┌────────

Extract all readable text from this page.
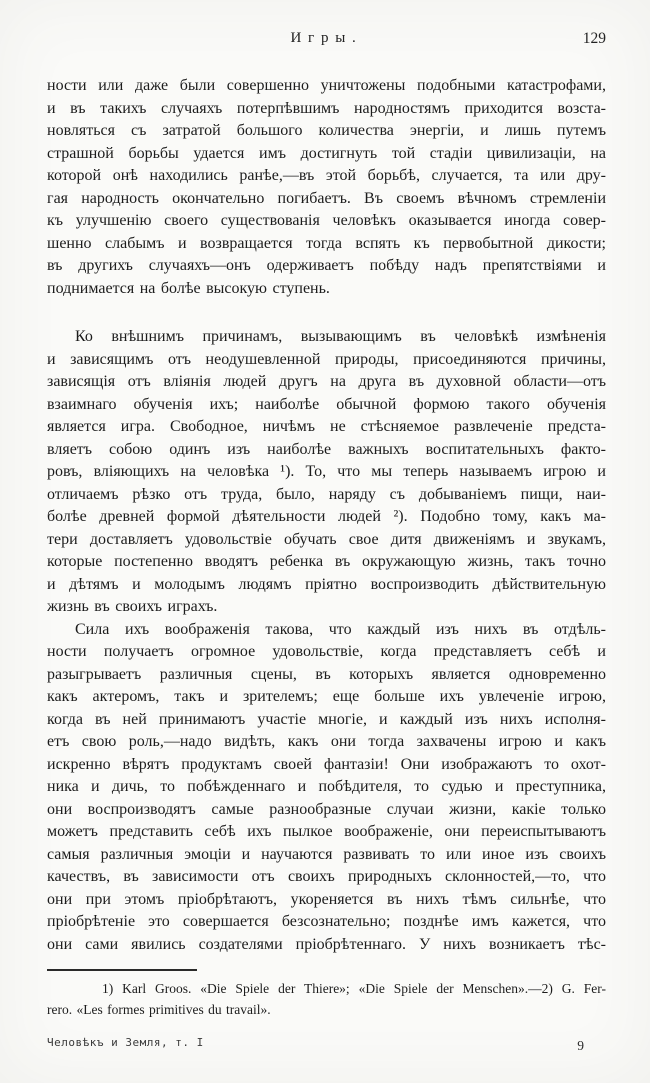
Игры.	129
ности или даже были совершенно уничтожены подобными катастрофами,
и въ такихъ случаяхъ потерпѣвшимъ народностямъ приходится возста-
новляться съ затратой большого количества энергіи, и лишь путемъ
страшной борьбы удается имъ достигнуть той стадіи цивилизаціи, на
которой онѣ находились ранѣе,—въ этой борьбѣ, случается, та или дру-
гая народность окончательно погибаетъ. Въ своемъ вѣчномъ стремленіи
къ улучшенію своего существованія человѣкъ оказывается иногда совер-
шенно слабымъ и возвращается тогда вспять къ первобытной дикости;
въ другихъ случаяхъ—онъ одерживаетъ побѣду надъ препятствіями и
поднимается на болѣе высокую ступень.
Ко внѣшнимъ причинамъ, вызывающимъ въ человѣкѣ измѣненія
и зависящимъ отъ неодушевленной природы, присоединяются причины,
зависящія отъ вліянія людей другъ на друга въ духовной области—отъ
взаимнаго обученія ихъ; наиболѣе обычной формою такого обученія
является игра. Свободное, ничѣмъ не стѣсняемое развлеченіе предста-
вляетъ собою одинъ изъ наиболѣе важныхъ воспитательныхъ факто-
ровъ, вліяющихъ на человѣка ¹). То, что мы теперь называемъ игрою и
отличаемъ рѣзко отъ труда, было, наряду съ добываніемъ пищи, наи-
болѣе древней формой дѣятельности людей ²). Подобно тому, какъ ма-
тери доставляетъ удовольствіе обучать свое дитя движеніямъ и звукамъ,
которые постепенно вводятъ ребенка въ окружающую жизнь, такъ точно
и дѣтямъ и молодымъ людямъ пріятно воспроизводить дѣйствительную
жизнь въ своихъ играхъ.
Сила ихъ воображенія такова, что каждый изъ нихъ въ отдѣль-
ности получаетъ огромное удовольствіе, когда представляетъ себѣ и
разыгрываетъ различныя сцены, въ которыхъ является одновременно
какъ актеромъ, такъ и зрителемъ; еще больше ихъ увлеченіе игрою,
когда въ ней принимаютъ участіе многіе, и каждый изъ нихъ исполня-
етъ свою роль,—надо видѣть, какъ они тогда захвачены игрою и какъ
искренно вѣрятъ продуктамъ своей фантазіи! Они изображаютъ то охот-
ника и дичь, то побѣжденнаго и побѣдителя, то судью и преступника,
они воспроизводятъ самые разнообразные случаи жизни, какіе только
можетъ представить себѣ ихъ пылкое воображеніе, они переиспытываютъ
самыя различныя эмоціи и научаются развивать то или иное изъ своихъ
качествъ, въ зависимости отъ своихъ природныхъ склонностей,—то, что
они при этомъ пріобрѣтаютъ, укореняется въ нихъ тѣмъ сильнѣе, что
пріобрѣтеніе это совершается безсознательно; позднѣе имъ кажется, что
они сами явились создателями пріобрѣтеннаго. У нихъ возникаетъ тѣс-
1) Karl Groos. «Die Spiele der Thiere»; «Die Spiele der Menschen».—2) G. Fer-
rero. «Les formes primitives du travail».
Человѣкъ и Земля, т. I	9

└────────

TASK STATEMENT:
Each line in the records above should be reproduced exactly; images are not copied.

WRITTEN ANSWER:
Extract all readable text from this page.
Игры.	129
ности или даже были совершенно уничтожены подобными катастрофами,
и въ такихъ случаяхъ потерпѣвшимъ народностямъ приходится возста-
новляться съ затратой большого количества энергіи, и лишь путемъ
страшной борьбы удается имъ достигнуть той стадіи цивилизаціи, на
которой онѣ находились ранѣе,—въ этой борьбѣ, случается, та или дру-
гая народность окончательно погибаетъ. Въ своемъ вѣчномъ стремленіи
къ улучшенію своего существованія человѣкъ оказывается иногда совер-
шенно слабымъ и возвращается тогда вспять къ первобытной дикости;
въ другихъ случаяхъ—онъ одерживаетъ побѣду надъ препятствіями и
поднимается на болѣе высокую ступень.
Ко внѣшнимъ причинамъ, вызывающимъ въ человѣкѣ измѣненія
и зависящимъ отъ неодушевленной природы, присоединяются причины,
зависящія отъ вліянія людей другъ на друга въ духовной области—отъ
взаимнаго обученія ихъ; наиболѣе обычной формою такого обученія
является игра. Свободное, ничѣмъ не стѣсняемое развлеченіе предста-
вляетъ собою одинъ изъ наиболѣе важныхъ воспитательныхъ факто-
ровъ, вліяющихъ на человѣка ¹). То, что мы теперь называемъ игрою и
отличаемъ рѣзко отъ труда, было, наряду съ добываніемъ пищи, наи-
болѣе древней формой дѣятельности людей ²). Подобно тому, какъ ма-
тери доставляетъ удовольствіе обучать свое дитя движеніямъ и звукамъ,
которые постепенно вводятъ ребенка въ окружающую жизнь, такъ точно
и дѣтямъ и молодымъ людямъ пріятно воспроизводить дѣйствительную
жизнь въ своихъ играхъ.
Сила ихъ воображенія такова, что каждый изъ нихъ въ отдѣль-
ности получаетъ огромное удовольствіе, когда представляетъ себѣ и
разыгрываетъ различныя сцены, въ которыхъ является одновременно
какъ актеромъ, такъ и зрителемъ; еще больше ихъ увлеченіе игрою,
когда въ ней принимаютъ участіе многіе, и каждый изъ нихъ исполня-
етъ свою роль,—надо видѣть, какъ они тогда захвачены игрою и какъ
искренно вѣрятъ продуктамъ своей фантазіи! Они изображаютъ то охот-
ника и дичь, то побѣжденнаго и побѣдителя, то судью и преступника,
они воспроизводятъ самые разнообразные случаи жизни, какіе только
можетъ представить себѣ ихъ пылкое воображеніе, они переиспытываютъ
самыя различныя эмоціи и научаются развивать то или иное изъ своихъ
качествъ, въ зависимости отъ своихъ природныхъ склонностей,—то, что
они при этомъ пріобрѣтаютъ, укореняется въ нихъ тѣмъ сильнѣе, что
пріобрѣтеніе это совершается безсознательно; позднѣе имъ кажется, что
они сами явились создателями пріобрѣтеннаго. У нихъ возникаетъ тѣс-
1) Karl Groos. «Die Spiele der Thiere»; «Die Spiele der Menschen».—2) G. Fer-
rero. «Les formes primitives du travail».
Человѣкъ и Земля, т. I	9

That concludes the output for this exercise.